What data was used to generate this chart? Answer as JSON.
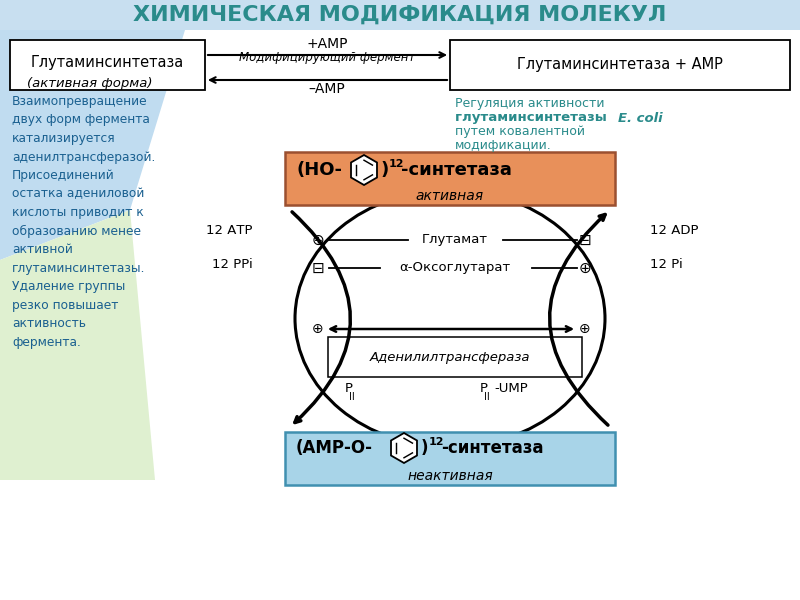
{
  "title": "ХИМИЧЕСКАЯ МОДИФИКАЦИЯ МОЛЕКУЛ",
  "title_color": "#2A8B8B",
  "bg_top_color": "#C8DFF0",
  "left_box_label": "Глутаминсинтетаза",
  "left_box_sublabel": "(активная форма)",
  "right_box_label": "Глутаминсинтетаза + АМР",
  "arrow_plus_amp": "+АМР",
  "arrow_modifier": "Модифицирующий фермент",
  "arrow_minus_amp": "–АМР",
  "reg_line1": "Регуляция активности",
  "reg_line2a": "глутаминсинтетазы ",
  "reg_line2b": "E. coli",
  "reg_line3": "путем ковалентной",
  "reg_line4": "модификации.",
  "left_paragraph": "Взаимопревращение\nдвух форм фермента\nкатализируется\nаденилтрансферазой.\nПрисоединений\nостатка адениловой\nкислоты приводит к\nобразованию менее\nактивной\nглутаминсинтетазы.\nУдаление группы\nрезко повышает\nактивность\nфермента.",
  "top_enzyme_color": "#E8905A",
  "bot_enzyme_color": "#A8D4E8",
  "top_enzyme_active": "активная",
  "bot_enzyme_inactive": "неактивная",
  "glutamat": "Глутамат",
  "oxoglutarat": "α-Оксоглутарат",
  "adenyl": "Аденилилтрансфераза",
  "p2": "P",
  "p2sub": "II",
  "p2ump": "P",
  "p2umpsub": "II",
  "p2umpsuffix": "-UMP",
  "atp": "12 АТР",
  "ppi": "12 PPi",
  "adp": "12 ADP",
  "pi": "12 Pi",
  "teal_color": "#2A8B8B",
  "left_text_color": "#1a6090"
}
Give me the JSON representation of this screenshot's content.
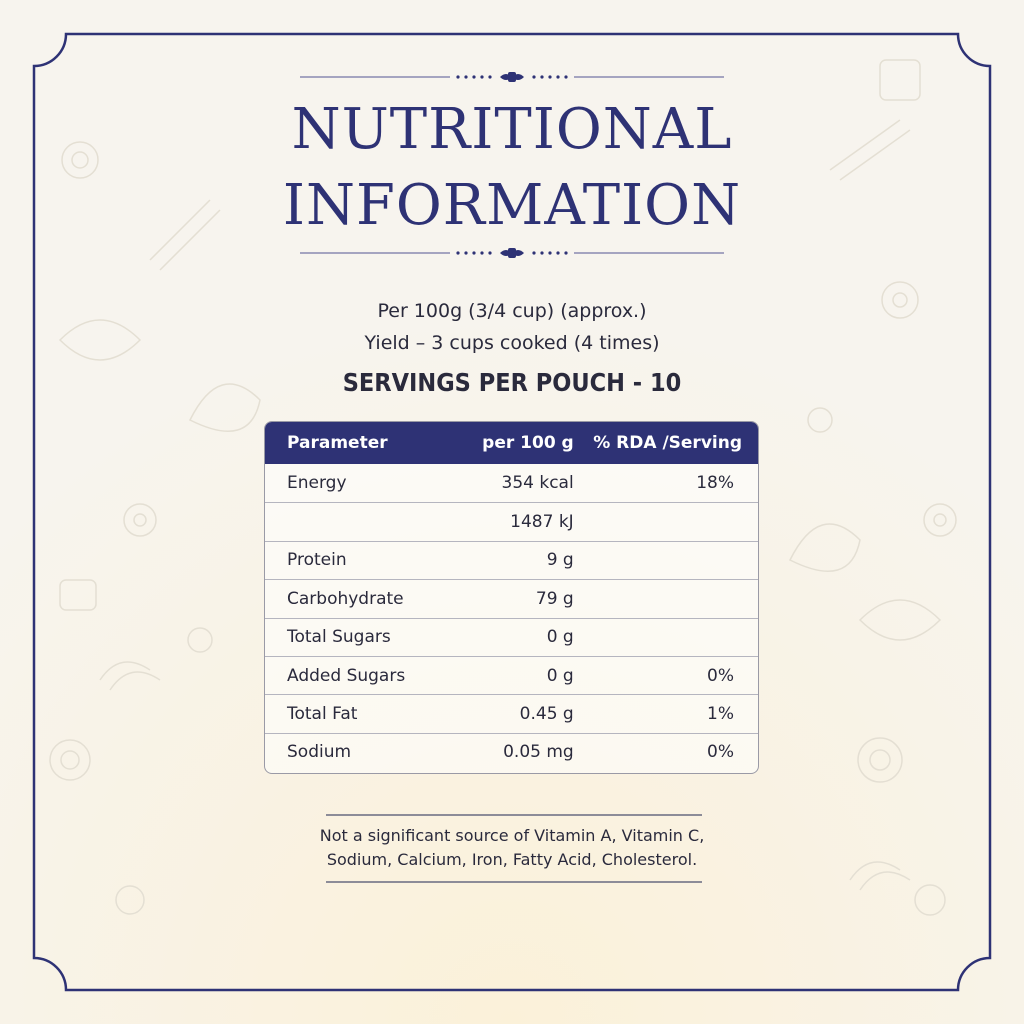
{
  "title": {
    "line1": "NUTRITIONAL",
    "line2": "INFORMATION"
  },
  "serving_info": {
    "per": "Per 100g (3/4 cup) (approx.)",
    "yield": "Yield – 3 cups cooked (4 times)",
    "servings": "SERVINGS PER POUCH - 10"
  },
  "table": {
    "headers": [
      "Parameter",
      "per 100 g",
      "% RDA /Serving"
    ],
    "rows": [
      [
        "Energy",
        "354 kcal",
        "18%"
      ],
      [
        "",
        "1487 kJ",
        ""
      ],
      [
        "Protein",
        "9 g",
        ""
      ],
      [
        "Carbohydrate",
        "79 g",
        ""
      ],
      [
        "Total Sugars",
        "0 g",
        ""
      ],
      [
        "Added Sugars",
        "0 g",
        "0%"
      ],
      [
        "Total Fat",
        "0.45 g",
        "1%"
      ],
      [
        "Sodium",
        "0.05 mg",
        "0%"
      ]
    ]
  },
  "footnote": {
    "line1": "Not a significant source of Vitamin A, Vitamin C,",
    "line2": "Sodium, Calcium, Iron, Fatty Acid, Cholesterol."
  },
  "colors": {
    "navy": "#2e3275",
    "background": "#f7f3ea",
    "text": "#2a2a3c"
  }
}
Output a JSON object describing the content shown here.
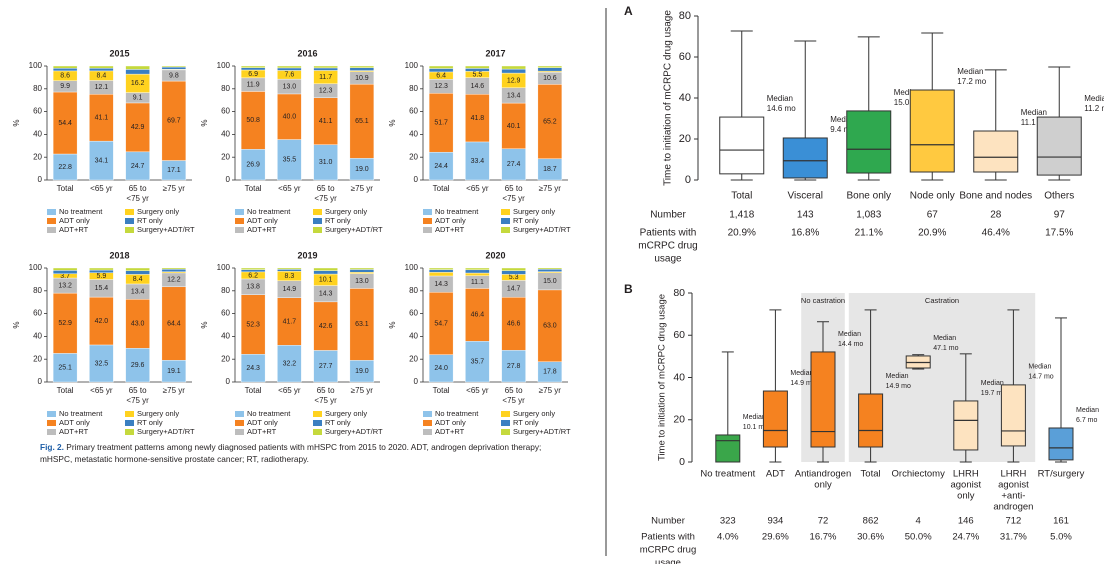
{
  "chart_data": [
    {
      "type": "bar",
      "stacked": true,
      "title": "2015",
      "ylabel": "%",
      "categories": [
        [
          "Total"
        ],
        [
          "<65 yr"
        ],
        [
          "65 to",
          "<75 yr"
        ],
        [
          "≥75 yr"
        ]
      ],
      "ylim": [
        0,
        100
      ],
      "yticks": [
        0,
        20,
        40,
        60,
        80,
        100
      ],
      "series": [
        {
          "name": "No treatment",
          "color": "#8ec3ea",
          "show_labels": true,
          "values": [
            22.8,
            34.1,
            24.7,
            17.1
          ]
        },
        {
          "name": "ADT only",
          "color": "#f58220",
          "show_labels": true,
          "values": [
            54.4,
            41.1,
            42.9,
            69.7
          ]
        },
        {
          "name": "ADT+RT",
          "color": "#bdbdbd",
          "show_labels": true,
          "values": [
            9.9,
            12.1,
            9.1,
            9.8
          ]
        },
        {
          "name": "Surgery only",
          "color": "#ffd21f",
          "show_labels": true,
          "values": [
            8.6,
            8.4,
            16.2,
            0.5
          ]
        },
        {
          "name": "RT only",
          "color": "#3a7fc1",
          "values": [
            2.3,
            2.4,
            4.1,
            2.0
          ]
        },
        {
          "name": "Surgery+ADT/RT",
          "color": "#c5d93d",
          "values": [
            2.0,
            1.9,
            3.0,
            0.9
          ]
        }
      ]
    },
    {
      "type": "bar",
      "stacked": true,
      "title": "2016",
      "ylabel": "%",
      "categories": [
        [
          "Total"
        ],
        [
          "<65 yr"
        ],
        [
          "65 to",
          "<75 yr"
        ],
        [
          "≥75 yr"
        ]
      ],
      "ylim": [
        0,
        100
      ],
      "yticks": [
        0,
        20,
        40,
        60,
        80,
        100
      ],
      "series": [
        {
          "name": "No treatment",
          "color": "#8ec3ea",
          "show_labels": true,
          "values": [
            26.9,
            35.5,
            31.0,
            19.0
          ],
          "value_labels": [
            "26.9",
            "35.5",
            "31.0",
            "19.0"
          ]
        },
        {
          "name": "ADT only",
          "color": "#f58220",
          "show_labels": true,
          "values": [
            50.8,
            40.0,
            41.1,
            65.1
          ],
          "value_labels": [
            "50.8",
            "40.0",
            "41.1",
            "65.1"
          ]
        },
        {
          "name": "ADT+RT",
          "color": "#bdbdbd",
          "show_labels": true,
          "values": [
            11.9,
            13.0,
            12.3,
            10.9
          ],
          "value_labels": [
            "11.9",
            "13.0",
            "12.3",
            "10.9"
          ]
        },
        {
          "name": "Surgery only",
          "color": "#ffd21f",
          "show_labels": true,
          "values": [
            6.9,
            7.6,
            11.7,
            1.0
          ]
        },
        {
          "name": "RT only",
          "color": "#3a7fc1",
          "values": [
            2.0,
            2.2,
            2.2,
            2.5
          ]
        },
        {
          "name": "Surgery+ADT/RT",
          "color": "#c5d93d",
          "values": [
            1.5,
            1.7,
            1.7,
            1.5
          ]
        }
      ]
    },
    {
      "type": "bar",
      "stacked": true,
      "title": "2017",
      "ylabel": "%",
      "categories": [
        [
          "Total"
        ],
        [
          "<65 yr"
        ],
        [
          "65 to",
          "<75 yr"
        ],
        [
          "≥75 yr"
        ]
      ],
      "ylim": [
        0,
        100
      ],
      "yticks": [
        0,
        20,
        40,
        60,
        80,
        100
      ],
      "series": [
        {
          "name": "No treatment",
          "color": "#8ec3ea",
          "show_labels": true,
          "values": [
            24.4,
            33.4,
            27.4,
            18.7
          ]
        },
        {
          "name": "ADT only",
          "color": "#f58220",
          "show_labels": true,
          "values": [
            51.7,
            41.8,
            40.1,
            65.2
          ]
        },
        {
          "name": "ADT+RT",
          "color": "#bdbdbd",
          "show_labels": true,
          "values": [
            12.3,
            14.6,
            13.4,
            10.6
          ]
        },
        {
          "name": "Surgery only",
          "color": "#ffd21f",
          "show_labels": true,
          "values": [
            6.4,
            5.5,
            12.9,
            1.0
          ]
        },
        {
          "name": "RT only",
          "color": "#3a7fc1",
          "values": [
            3.0,
            2.6,
            3.5,
            3.0
          ]
        },
        {
          "name": "Surgery+ADT/RT",
          "color": "#c5d93d",
          "values": [
            2.2,
            2.1,
            2.7,
            1.5
          ]
        }
      ]
    },
    {
      "type": "bar",
      "stacked": true,
      "title": "2018",
      "ylabel": "%",
      "categories": [
        [
          "Total"
        ],
        [
          "<65 yr"
        ],
        [
          "65 to",
          "<75 yr"
        ],
        [
          "≥75 yr"
        ]
      ],
      "ylim": [
        0,
        100
      ],
      "yticks": [
        0,
        20,
        40,
        60,
        80,
        100
      ],
      "series": [
        {
          "name": "No treatment",
          "color": "#8ec3ea",
          "show_labels": true,
          "values": [
            25.1,
            32.5,
            29.6,
            19.1
          ]
        },
        {
          "name": "ADT only",
          "color": "#f58220",
          "show_labels": true,
          "values": [
            52.9,
            42.0,
            43.0,
            64.4
          ],
          "value_labels": [
            "52.9",
            "42.0",
            "43.0",
            "64.4"
          ]
        },
        {
          "name": "ADT+RT",
          "color": "#bdbdbd",
          "show_labels": true,
          "values": [
            13.2,
            15.4,
            13.4,
            12.2
          ]
        },
        {
          "name": "Surgery only",
          "color": "#ffd21f",
          "show_labels": true,
          "values": [
            3.7,
            5.9,
            8.4,
            1.0
          ]
        },
        {
          "name": "RT only",
          "color": "#3a7fc1",
          "values": [
            3.0,
            2.4,
            3.2,
            2.2
          ]
        },
        {
          "name": "Surgery+ADT/RT",
          "color": "#c5d93d",
          "values": [
            2.1,
            1.8,
            2.4,
            1.1
          ]
        }
      ]
    },
    {
      "type": "bar",
      "stacked": true,
      "title": "2019",
      "ylabel": "%",
      "categories": [
        [
          "Total"
        ],
        [
          "<65 yr"
        ],
        [
          "65 to",
          "<75 yr"
        ],
        [
          "≥75 yr"
        ]
      ],
      "ylim": [
        0,
        100
      ],
      "yticks": [
        0,
        20,
        40,
        60,
        80,
        100
      ],
      "series": [
        {
          "name": "No treatment",
          "color": "#8ec3ea",
          "show_labels": true,
          "values": [
            24.3,
            32.2,
            27.7,
            19.0
          ],
          "value_labels": [
            "24.3",
            "32.2",
            "27.7",
            "19.0"
          ]
        },
        {
          "name": "ADT only",
          "color": "#f58220",
          "show_labels": true,
          "values": [
            52.3,
            41.7,
            42.6,
            63.1
          ]
        },
        {
          "name": "ADT+RT",
          "color": "#bdbdbd",
          "show_labels": true,
          "values": [
            13.8,
            14.9,
            14.3,
            13.0
          ],
          "value_labels": [
            "13.8",
            "14.9",
            "14.3",
            "13.0"
          ]
        },
        {
          "name": "Surgery only",
          "color": "#ffd21f",
          "show_labels": true,
          "values": [
            6.2,
            8.3,
            10.1,
            1.2
          ]
        },
        {
          "name": "RT only",
          "color": "#3a7fc1",
          "values": [
            2.0,
            1.7,
            3.0,
            2.4
          ]
        },
        {
          "name": "Surgery+ADT/RT",
          "color": "#c5d93d",
          "values": [
            1.4,
            1.2,
            2.3,
            1.3
          ]
        }
      ]
    },
    {
      "type": "bar",
      "stacked": true,
      "title": "2020",
      "ylabel": "%",
      "categories": [
        [
          "Total"
        ],
        [
          "<65 yr"
        ],
        [
          "65 to",
          "<75 yr"
        ],
        [
          "≥75 yr"
        ]
      ],
      "ylim": [
        0,
        100
      ],
      "yticks": [
        0,
        20,
        40,
        60,
        80,
        100
      ],
      "series": [
        {
          "name": "No treatment",
          "color": "#8ec3ea",
          "show_labels": true,
          "values": [
            24.0,
            35.7,
            27.8,
            17.8
          ],
          "value_labels": [
            "24.0",
            "35.7",
            "27.8",
            "17.8"
          ]
        },
        {
          "name": "ADT only",
          "color": "#f58220",
          "show_labels": true,
          "values": [
            54.7,
            46.4,
            46.6,
            63.0
          ],
          "value_labels": [
            "54.7",
            "46.4",
            "46.6",
            "63.0"
          ]
        },
        {
          "name": "ADT+RT",
          "color": "#bdbdbd",
          "show_labels": true,
          "values": [
            14.3,
            11.1,
            14.7,
            15.0
          ],
          "value_labels": [
            "14.3",
            "11.1",
            "14.7",
            "15.0"
          ]
        },
        {
          "name": "Surgery only",
          "color": "#ffd21f",
          "show_labels": true,
          "values": [
            3.2,
            2.4,
            5.3,
            1.0
          ]
        },
        {
          "name": "RT only",
          "color": "#3a7fc1",
          "values": [
            2.4,
            2.8,
            3.3,
            2.1
          ]
        },
        {
          "name": "Surgery+ADT/RT",
          "color": "#c5d93d",
          "values": [
            1.4,
            1.6,
            2.3,
            1.1
          ]
        }
      ]
    },
    {
      "type": "box",
      "panel": "A",
      "ylabel": "Time to initiation of mCRPC drug usage",
      "categories": [
        [
          "Total"
        ],
        [
          "Visceral"
        ],
        [
          "Bone only"
        ],
        [
          "Node only"
        ],
        [
          "Bone and nodes"
        ],
        [
          "Others"
        ]
      ],
      "whisker_low": [
        0,
        0,
        0,
        0,
        0,
        0
      ],
      "q1": [
        3,
        1,
        3.4,
        3.9,
        3.9,
        2.4
      ],
      "median": [
        14.6,
        9.4,
        15.0,
        17.2,
        11.1,
        11.2
      ],
      "q3": [
        30.7,
        20.5,
        33.7,
        43.9,
        23.9,
        30.7
      ],
      "whisker_high": [
        72.7,
        67.8,
        69.8,
        71.7,
        53.7,
        55.1
      ],
      "colors": [
        "#ffffff",
        "#3a8fd6",
        "#2fa84f",
        "#ffc940",
        "#fde3c0",
        "#cfcfcf"
      ],
      "median_word": "Median",
      "median_labels": [
        "14.6 mo",
        "9.4 mo",
        "15.0 mo",
        "17.2 mo",
        "11.1 mo",
        "11.2 mo"
      ],
      "ylim": [
        0,
        80
      ],
      "yticks": [
        0,
        20,
        40,
        60,
        80
      ],
      "table": [
        {
          "label": [
            "Number"
          ],
          "cells": [
            "1,418",
            "143",
            "1,083",
            "67",
            "28",
            "97"
          ]
        },
        {
          "label": [
            "Patients with",
            "mCRPC drug",
            "usage"
          ],
          "cells": [
            "20.9%",
            "16.8%",
            "21.1%",
            "20.9%",
            "46.4%",
            "17.5%"
          ]
        }
      ]
    },
    {
      "type": "box",
      "panel": "B",
      "ylabel": "Time to initiation of mCRPC drug usage",
      "categories": [
        [
          "No treatment"
        ],
        [
          "ADT"
        ],
        [
          "Antiandrogen",
          "only"
        ],
        [
          "Total"
        ],
        [
          "Orchiectomy"
        ],
        [
          "LHRH",
          "agonist",
          "only"
        ],
        [
          "LHRH",
          "agonist",
          "+anti-",
          "androgen"
        ],
        [
          "RT/surgery"
        ]
      ],
      "regions": [
        {
          "label": "No castration",
          "from": 2,
          "to": 2
        },
        {
          "label": "Castration",
          "from": 3,
          "to": 6
        }
      ],
      "whisker_low": [
        0,
        0,
        0,
        0,
        44.0,
        0,
        0,
        0
      ],
      "q1": [
        0,
        7.1,
        7.1,
        7.1,
        44.5,
        5.7,
        7.6,
        1
      ],
      "median": [
        10.1,
        14.9,
        14.4,
        14.9,
        47.1,
        19.7,
        14.7,
        6.7
      ],
      "q3": [
        12.8,
        33.6,
        52.1,
        32.2,
        50.2,
        28.9,
        36.5,
        16.1
      ],
      "whisker_high": [
        52.1,
        72,
        66.4,
        72,
        50.8,
        51.2,
        72,
        68.2
      ],
      "colors": [
        "#3aa64a",
        "#f58220",
        "#f58220",
        "#f58220",
        "#fde3c0",
        "#fde3c0",
        "#fde3c0",
        "#5a9fd8"
      ],
      "median_word": "Median",
      "median_labels": [
        "10.1 mo",
        "14.9 mo",
        "14.4 mo",
        "14.9 mo",
        "47.1 mo",
        "19.7 mo",
        "14.7 mo",
        "6.7 mo"
      ],
      "ylim": [
        0,
        80
      ],
      "yticks": [
        0,
        20,
        40,
        60,
        80
      ],
      "table": [
        {
          "label": [
            "Number"
          ],
          "cells": [
            "323",
            "934",
            "72",
            "862",
            "4",
            "146",
            "712",
            "161"
          ]
        },
        {
          "label": [
            "Patients with",
            "mCRPC drug",
            "usage"
          ],
          "cells": [
            "4.0%",
            "29.6%",
            "16.7%",
            "30.6%",
            "50.0%",
            "24.7%",
            "31.7%",
            "5.0%"
          ]
        }
      ]
    }
  ],
  "caption": {
    "label": "Fig. 2.",
    "text": "Primary treatment patterns among newly diagnosed patients with mHSPC from 2015 to 2020. ADT, androgen deprivation therapy; mHSPC, metastatic hormone-sensitive prostate cancer; RT, radiotherapy."
  }
}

■ ■ ■

Task brief: Return every line of the listing above where "this" appears.

Written solution:
What data was used to generate this chart? Answer as JSON.
Give me the JSON representation of this screenshot's content.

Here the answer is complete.